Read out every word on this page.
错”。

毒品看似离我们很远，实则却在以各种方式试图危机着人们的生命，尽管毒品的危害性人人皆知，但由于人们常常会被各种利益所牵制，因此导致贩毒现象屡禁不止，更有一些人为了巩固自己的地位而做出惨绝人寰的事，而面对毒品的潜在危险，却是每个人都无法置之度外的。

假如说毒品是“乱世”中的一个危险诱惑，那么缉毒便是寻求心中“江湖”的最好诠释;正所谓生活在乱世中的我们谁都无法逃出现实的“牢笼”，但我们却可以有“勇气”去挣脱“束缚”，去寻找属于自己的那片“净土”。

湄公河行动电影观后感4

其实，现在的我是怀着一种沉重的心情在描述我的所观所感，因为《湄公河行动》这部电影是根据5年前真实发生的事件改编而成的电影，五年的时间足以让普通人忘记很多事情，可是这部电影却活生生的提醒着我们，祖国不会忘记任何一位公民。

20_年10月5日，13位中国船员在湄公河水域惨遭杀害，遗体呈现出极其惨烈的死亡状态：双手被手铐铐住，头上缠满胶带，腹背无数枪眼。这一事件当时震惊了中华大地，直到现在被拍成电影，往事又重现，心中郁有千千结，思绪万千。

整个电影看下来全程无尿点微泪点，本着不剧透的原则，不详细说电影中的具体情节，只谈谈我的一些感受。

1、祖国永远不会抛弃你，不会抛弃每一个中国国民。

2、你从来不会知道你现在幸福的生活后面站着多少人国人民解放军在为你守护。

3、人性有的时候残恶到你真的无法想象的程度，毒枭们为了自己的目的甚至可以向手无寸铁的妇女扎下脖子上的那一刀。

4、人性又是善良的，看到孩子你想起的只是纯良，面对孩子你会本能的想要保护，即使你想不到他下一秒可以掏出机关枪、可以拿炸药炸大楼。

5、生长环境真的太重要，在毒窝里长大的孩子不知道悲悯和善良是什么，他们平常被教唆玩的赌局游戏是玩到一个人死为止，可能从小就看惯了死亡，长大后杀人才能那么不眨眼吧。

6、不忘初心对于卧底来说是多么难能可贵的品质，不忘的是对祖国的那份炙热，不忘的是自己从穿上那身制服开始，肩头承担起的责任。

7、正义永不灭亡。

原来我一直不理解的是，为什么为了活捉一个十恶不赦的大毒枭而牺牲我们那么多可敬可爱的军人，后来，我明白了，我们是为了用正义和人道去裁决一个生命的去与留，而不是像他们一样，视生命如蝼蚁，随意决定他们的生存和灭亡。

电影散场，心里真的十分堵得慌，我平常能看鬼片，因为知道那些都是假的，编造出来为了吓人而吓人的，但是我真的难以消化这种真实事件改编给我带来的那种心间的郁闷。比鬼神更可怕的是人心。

WHAT THE TASK ASKS:
Give the material above again, word for word.

WORKED ANSWER:
Read out every word on this page.
错”。

毒品看似离我们很远，实则却在以各种方式试图危机着人们的生命，尽管毒品的危害性人人皆知，但由于人们常常会被各种利益所牵制，因此导致贩毒现象屡禁不止，更有一些人为了巩固自己的地位而做出惨绝人寰的事，而面对毒品的潜在危险，却是每个人都无法置之度外的。

假如说毒品是“乱世”中的一个危险诱惑，那么缉毒便是寻求心中“江湖”的最好诠释;正所谓生活在乱世中的我们谁都无法逃出现实的“牢笼”，但我们却可以有“勇气”去挣脱“束缚”，去寻找属于自己的那片“净土”。

湄公河行动电影观后感4

其实，现在的我是怀着一种沉重的心情在描述我的所观所感，因为《湄公河行动》这部电影是根据5年前真实发生的事件改编而成的电影，五年的时间足以让普通人忘记很多事情，可是这部电影却活生生的提醒着我们，祖国不会忘记任何一位公民。

20_年10月5日，13位中国船员在湄公河水域惨遭杀害，遗体呈现出极其惨烈的死亡状态：双手被手铐铐住，头上缠满胶带，腹背无数枪眼。这一事件当时震惊了中华大地，直到现在被拍成电影，往事又重现，心中郁有千千结，思绪万千。

整个电影看下来全程无尿点微泪点，本着不剧透的原则，不详细说电影中的具体情节，只谈谈我的一些感受。

1、祖国永远不会抛弃你，不会抛弃每一个中国国民。

2、你从来不会知道你现在幸福的生活后面站着多少人国人民解放军在为你守护。

3、人性有的时候残恶到你真的无法想象的程度，毒枭们为了自己的目的甚至可以向手无寸铁的妇女扎下脖子上的那一刀。

4、人性又是善良的，看到孩子你想起的只是纯良，面对孩子你会本能的想要保护，即使你想不到他下一秒可以掏出机关枪、可以拿炸药炸大楼。

5、生长环境真的太重要，在毒窝里长大的孩子不知道悲悯和善良是什么，他们平常被教唆玩的赌局游戏是玩到一个人死为止，可能从小就看惯了死亡，长大后杀人才能那么不眨眼吧。

6、不忘初心对于卧底来说是多么难能可贵的品质，不忘的是对祖国的那份炙热，不忘的是自己从穿上那身制服开始，肩头承担起的责任。

7、正义永不灭亡。

原来我一直不理解的是，为什么为了活捉一个十恶不赦的大毒枭而牺牲我们那么多可敬可爱的军人，后来，我明白了，我们是为了用正义和人道去裁决一个生命的去与留，而不是像他们一样，视生命如蝼蚁，随意决定他们的生存和灭亡。

电影散场，心里真的十分堵得慌，我平常能看鬼片，因为知道那些都是假的，编造出来为了吓人而吓人的，但是我真的难以消化这种真实事件改编给我带来的那种心间的郁闷。比鬼神更可怕的是人心。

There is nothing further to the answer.